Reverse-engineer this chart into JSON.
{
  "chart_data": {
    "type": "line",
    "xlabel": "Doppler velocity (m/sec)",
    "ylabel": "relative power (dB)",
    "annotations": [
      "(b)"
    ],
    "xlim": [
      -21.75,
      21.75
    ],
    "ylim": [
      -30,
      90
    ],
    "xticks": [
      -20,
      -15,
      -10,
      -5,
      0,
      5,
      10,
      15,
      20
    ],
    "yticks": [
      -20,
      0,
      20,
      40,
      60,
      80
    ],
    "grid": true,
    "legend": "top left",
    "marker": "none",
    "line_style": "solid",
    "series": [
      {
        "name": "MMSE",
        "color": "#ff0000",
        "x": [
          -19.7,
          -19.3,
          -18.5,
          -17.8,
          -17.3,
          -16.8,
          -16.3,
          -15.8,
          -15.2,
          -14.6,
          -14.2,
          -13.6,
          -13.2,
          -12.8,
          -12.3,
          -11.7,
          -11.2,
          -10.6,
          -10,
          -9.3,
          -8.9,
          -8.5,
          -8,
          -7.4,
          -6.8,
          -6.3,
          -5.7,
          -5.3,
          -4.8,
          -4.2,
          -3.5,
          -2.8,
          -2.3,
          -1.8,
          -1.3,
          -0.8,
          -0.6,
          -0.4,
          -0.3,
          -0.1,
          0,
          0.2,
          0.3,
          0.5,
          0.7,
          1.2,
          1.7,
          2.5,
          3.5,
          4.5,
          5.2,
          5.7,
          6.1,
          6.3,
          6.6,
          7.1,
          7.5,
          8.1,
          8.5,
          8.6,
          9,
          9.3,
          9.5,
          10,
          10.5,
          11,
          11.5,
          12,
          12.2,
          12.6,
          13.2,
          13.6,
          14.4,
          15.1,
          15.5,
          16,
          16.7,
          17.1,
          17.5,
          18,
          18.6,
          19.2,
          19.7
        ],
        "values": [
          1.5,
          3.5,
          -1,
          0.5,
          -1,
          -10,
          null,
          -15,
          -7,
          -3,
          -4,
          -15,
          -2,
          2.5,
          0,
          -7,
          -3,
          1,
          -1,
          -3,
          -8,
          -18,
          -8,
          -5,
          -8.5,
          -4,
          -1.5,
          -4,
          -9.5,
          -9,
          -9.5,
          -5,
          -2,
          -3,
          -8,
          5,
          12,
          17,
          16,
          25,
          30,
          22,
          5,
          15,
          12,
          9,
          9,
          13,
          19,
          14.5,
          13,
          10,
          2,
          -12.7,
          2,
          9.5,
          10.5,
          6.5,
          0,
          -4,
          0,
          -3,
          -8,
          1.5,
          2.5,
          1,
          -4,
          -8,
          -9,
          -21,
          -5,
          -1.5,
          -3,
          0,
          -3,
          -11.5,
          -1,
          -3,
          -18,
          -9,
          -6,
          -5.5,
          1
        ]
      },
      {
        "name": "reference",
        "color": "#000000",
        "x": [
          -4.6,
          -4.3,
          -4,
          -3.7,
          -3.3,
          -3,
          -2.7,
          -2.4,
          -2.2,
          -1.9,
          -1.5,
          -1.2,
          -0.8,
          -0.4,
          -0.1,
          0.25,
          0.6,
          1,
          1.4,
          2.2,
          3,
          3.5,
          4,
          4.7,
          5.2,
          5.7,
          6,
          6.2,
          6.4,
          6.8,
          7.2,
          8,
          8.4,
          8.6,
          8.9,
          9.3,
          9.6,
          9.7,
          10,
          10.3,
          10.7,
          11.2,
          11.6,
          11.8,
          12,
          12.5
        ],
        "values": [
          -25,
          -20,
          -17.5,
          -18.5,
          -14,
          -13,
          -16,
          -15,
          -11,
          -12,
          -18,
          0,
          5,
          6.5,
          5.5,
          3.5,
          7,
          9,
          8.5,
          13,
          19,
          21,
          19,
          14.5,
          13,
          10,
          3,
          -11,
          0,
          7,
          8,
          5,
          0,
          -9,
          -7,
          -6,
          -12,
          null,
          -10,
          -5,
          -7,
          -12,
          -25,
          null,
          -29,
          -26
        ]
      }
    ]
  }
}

...

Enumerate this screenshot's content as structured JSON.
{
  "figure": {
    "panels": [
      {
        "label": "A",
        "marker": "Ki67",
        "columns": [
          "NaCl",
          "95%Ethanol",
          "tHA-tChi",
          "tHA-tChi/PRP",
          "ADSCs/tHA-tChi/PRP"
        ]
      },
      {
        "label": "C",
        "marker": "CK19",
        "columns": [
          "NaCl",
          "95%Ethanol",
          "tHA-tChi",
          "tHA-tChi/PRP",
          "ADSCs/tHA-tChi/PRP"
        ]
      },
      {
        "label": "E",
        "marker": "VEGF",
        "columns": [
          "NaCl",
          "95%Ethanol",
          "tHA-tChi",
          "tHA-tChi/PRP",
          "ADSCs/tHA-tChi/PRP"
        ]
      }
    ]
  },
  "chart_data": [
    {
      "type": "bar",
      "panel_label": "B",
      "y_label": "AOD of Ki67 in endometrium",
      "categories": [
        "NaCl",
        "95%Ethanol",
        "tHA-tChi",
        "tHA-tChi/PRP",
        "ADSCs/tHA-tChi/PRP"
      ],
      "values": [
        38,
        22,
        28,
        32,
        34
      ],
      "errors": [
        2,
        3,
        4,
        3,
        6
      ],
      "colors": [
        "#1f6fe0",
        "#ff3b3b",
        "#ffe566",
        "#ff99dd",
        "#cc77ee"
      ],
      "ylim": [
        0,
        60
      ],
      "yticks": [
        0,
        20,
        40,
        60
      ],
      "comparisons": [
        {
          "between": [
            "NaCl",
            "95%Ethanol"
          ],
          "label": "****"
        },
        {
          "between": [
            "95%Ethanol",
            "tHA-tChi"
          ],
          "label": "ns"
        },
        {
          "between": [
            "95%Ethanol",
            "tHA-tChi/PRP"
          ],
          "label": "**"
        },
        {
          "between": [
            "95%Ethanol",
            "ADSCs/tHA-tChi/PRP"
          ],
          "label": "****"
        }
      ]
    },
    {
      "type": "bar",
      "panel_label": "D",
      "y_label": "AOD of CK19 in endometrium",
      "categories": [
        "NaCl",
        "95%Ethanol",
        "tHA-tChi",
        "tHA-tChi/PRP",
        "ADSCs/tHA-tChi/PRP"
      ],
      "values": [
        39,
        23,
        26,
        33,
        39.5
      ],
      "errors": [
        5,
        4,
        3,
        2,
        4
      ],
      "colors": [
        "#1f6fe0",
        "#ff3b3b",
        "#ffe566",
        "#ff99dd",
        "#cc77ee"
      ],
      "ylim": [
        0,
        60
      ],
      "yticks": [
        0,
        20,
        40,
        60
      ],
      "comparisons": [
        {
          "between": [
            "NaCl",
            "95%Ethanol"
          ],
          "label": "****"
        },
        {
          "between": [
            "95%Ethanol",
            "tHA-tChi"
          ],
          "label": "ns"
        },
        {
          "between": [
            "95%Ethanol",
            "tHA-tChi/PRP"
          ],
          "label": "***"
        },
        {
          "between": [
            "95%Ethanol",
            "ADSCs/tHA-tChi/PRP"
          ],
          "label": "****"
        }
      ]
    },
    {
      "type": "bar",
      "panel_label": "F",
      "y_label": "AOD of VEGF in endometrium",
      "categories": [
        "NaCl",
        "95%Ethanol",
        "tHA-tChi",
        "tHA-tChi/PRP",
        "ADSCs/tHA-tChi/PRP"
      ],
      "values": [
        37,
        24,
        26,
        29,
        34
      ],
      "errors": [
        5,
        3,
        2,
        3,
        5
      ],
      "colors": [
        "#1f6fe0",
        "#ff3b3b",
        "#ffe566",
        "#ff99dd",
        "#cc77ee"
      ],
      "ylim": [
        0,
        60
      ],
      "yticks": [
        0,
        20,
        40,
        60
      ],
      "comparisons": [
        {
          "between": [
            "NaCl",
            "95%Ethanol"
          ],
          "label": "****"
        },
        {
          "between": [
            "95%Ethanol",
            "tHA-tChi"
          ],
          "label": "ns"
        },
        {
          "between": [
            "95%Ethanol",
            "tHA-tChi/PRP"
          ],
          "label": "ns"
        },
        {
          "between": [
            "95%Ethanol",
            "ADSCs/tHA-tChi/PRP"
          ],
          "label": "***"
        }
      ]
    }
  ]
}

#### Exercise description:
Which lines above hold the word "marker"? Copy each of them.

#### Final result:
    "marker": "none",
        "marker": "Ki67",
        "marker": "CK19",
        "marker": "VEGF",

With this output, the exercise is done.